═══ Provided information ═══

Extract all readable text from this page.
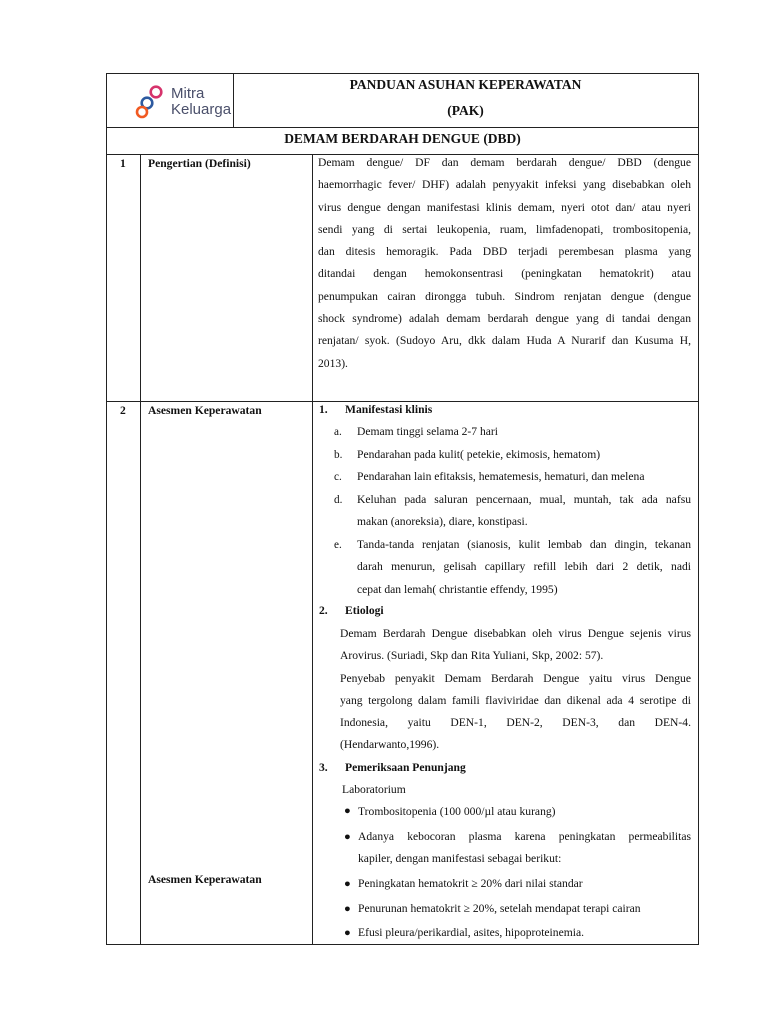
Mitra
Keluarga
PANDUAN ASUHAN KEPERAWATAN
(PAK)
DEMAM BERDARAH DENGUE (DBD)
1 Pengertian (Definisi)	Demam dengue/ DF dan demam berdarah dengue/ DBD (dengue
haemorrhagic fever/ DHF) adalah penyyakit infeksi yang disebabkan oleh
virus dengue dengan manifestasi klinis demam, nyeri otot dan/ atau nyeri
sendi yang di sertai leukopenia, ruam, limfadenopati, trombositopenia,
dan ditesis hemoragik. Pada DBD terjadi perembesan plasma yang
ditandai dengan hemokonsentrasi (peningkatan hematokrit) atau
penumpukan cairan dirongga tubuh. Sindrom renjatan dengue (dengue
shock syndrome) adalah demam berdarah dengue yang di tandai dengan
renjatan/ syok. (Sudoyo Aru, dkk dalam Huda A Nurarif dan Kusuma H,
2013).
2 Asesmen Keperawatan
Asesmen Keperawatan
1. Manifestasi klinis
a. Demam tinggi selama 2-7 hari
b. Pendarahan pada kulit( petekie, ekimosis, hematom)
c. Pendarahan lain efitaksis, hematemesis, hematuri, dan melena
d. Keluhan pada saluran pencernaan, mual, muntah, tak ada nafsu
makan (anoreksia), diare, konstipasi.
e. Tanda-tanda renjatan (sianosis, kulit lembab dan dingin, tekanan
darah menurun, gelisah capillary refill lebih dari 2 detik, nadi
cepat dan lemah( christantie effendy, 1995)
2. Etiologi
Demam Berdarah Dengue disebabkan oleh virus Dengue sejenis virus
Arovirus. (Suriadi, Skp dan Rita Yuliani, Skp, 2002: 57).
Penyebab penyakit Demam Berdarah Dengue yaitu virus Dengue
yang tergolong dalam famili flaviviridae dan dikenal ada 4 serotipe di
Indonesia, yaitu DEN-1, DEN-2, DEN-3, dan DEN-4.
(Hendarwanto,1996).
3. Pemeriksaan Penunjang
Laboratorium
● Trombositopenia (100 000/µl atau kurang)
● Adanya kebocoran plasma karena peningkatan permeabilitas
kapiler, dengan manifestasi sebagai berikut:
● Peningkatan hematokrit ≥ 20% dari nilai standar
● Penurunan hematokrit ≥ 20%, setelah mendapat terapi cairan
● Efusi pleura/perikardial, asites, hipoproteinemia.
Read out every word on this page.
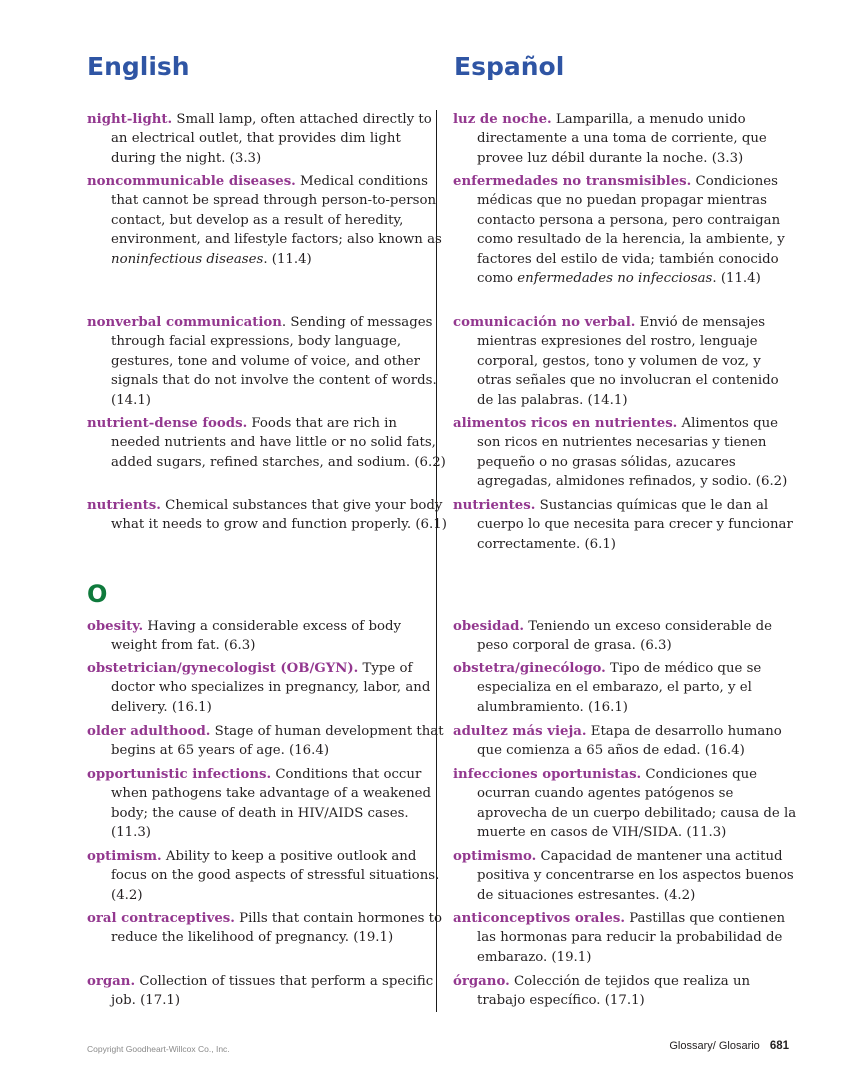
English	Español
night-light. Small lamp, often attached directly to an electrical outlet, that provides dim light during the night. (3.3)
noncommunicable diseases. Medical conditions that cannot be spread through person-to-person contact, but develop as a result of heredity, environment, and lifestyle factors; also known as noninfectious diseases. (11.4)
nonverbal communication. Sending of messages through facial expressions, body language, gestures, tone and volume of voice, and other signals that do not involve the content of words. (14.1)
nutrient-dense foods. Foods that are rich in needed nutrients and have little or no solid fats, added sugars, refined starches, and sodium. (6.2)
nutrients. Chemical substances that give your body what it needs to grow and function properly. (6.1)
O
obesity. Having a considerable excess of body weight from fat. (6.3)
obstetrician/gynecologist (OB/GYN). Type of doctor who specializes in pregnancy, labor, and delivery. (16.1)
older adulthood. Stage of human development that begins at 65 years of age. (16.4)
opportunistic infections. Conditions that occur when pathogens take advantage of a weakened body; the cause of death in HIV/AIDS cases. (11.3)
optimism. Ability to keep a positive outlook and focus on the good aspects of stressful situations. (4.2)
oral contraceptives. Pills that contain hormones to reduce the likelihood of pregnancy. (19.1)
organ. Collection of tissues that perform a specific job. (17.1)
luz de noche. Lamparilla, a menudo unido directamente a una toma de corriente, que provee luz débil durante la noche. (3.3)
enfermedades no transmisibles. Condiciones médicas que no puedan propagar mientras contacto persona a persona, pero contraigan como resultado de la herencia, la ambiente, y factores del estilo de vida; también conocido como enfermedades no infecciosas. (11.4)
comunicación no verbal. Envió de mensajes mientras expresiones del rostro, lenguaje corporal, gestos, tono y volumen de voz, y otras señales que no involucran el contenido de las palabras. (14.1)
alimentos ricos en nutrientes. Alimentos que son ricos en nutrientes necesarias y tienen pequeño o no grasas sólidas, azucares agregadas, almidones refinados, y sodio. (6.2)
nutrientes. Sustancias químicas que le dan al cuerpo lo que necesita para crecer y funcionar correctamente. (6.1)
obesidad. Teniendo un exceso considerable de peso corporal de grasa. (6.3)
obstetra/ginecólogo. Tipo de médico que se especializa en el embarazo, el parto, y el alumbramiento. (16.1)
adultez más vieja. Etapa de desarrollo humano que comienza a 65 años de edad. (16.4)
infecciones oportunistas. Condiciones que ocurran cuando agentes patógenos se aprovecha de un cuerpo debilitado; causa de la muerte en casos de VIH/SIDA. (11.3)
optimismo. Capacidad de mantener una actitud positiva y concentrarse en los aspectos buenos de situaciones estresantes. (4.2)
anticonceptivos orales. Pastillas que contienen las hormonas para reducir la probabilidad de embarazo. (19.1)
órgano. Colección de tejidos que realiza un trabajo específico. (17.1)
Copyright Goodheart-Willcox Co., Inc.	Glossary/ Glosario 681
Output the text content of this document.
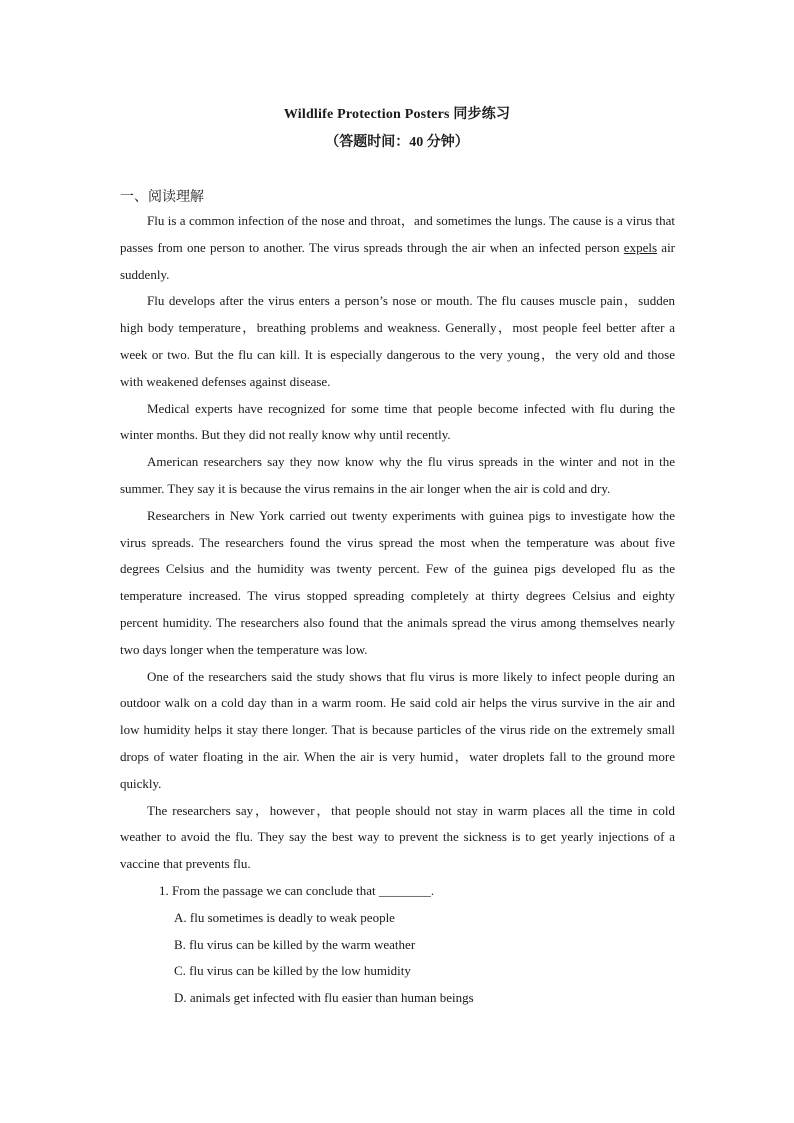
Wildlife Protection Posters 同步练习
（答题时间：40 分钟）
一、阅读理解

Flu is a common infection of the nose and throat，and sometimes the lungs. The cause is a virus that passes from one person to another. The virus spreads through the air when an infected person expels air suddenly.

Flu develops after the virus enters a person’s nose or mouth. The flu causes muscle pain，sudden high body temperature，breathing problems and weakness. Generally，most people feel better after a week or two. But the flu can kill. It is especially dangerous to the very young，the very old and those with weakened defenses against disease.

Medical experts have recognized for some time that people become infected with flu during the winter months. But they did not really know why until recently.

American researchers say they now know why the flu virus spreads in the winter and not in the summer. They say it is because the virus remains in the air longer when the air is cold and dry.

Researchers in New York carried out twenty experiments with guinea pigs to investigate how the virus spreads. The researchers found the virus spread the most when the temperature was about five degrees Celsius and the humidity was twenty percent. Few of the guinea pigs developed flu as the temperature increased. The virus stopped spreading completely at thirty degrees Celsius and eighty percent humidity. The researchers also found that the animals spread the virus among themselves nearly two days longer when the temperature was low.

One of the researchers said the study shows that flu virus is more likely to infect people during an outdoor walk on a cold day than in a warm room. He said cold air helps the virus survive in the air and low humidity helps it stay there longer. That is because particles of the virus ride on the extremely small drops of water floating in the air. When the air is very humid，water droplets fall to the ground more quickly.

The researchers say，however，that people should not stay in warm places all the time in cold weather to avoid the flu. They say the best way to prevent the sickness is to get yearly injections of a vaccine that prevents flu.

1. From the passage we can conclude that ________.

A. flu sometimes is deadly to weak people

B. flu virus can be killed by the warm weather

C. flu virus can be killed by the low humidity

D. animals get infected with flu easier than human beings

═══

→ About this exercise
Find the string "nutrientes" in the listing and return every line that holds it.

→ Reply to the task
alimentos ricos en nutrientes. Alimentos que son ricos en nutrientes necesarias y tienen pequeño o no grasas sólidas, azucares agregadas, almidones refinados, y sodio. (6.2)
nutrientes. Sustancias químicas que le dan al cuerpo lo que necesita para crecer y funcionar correctamente. (6.1)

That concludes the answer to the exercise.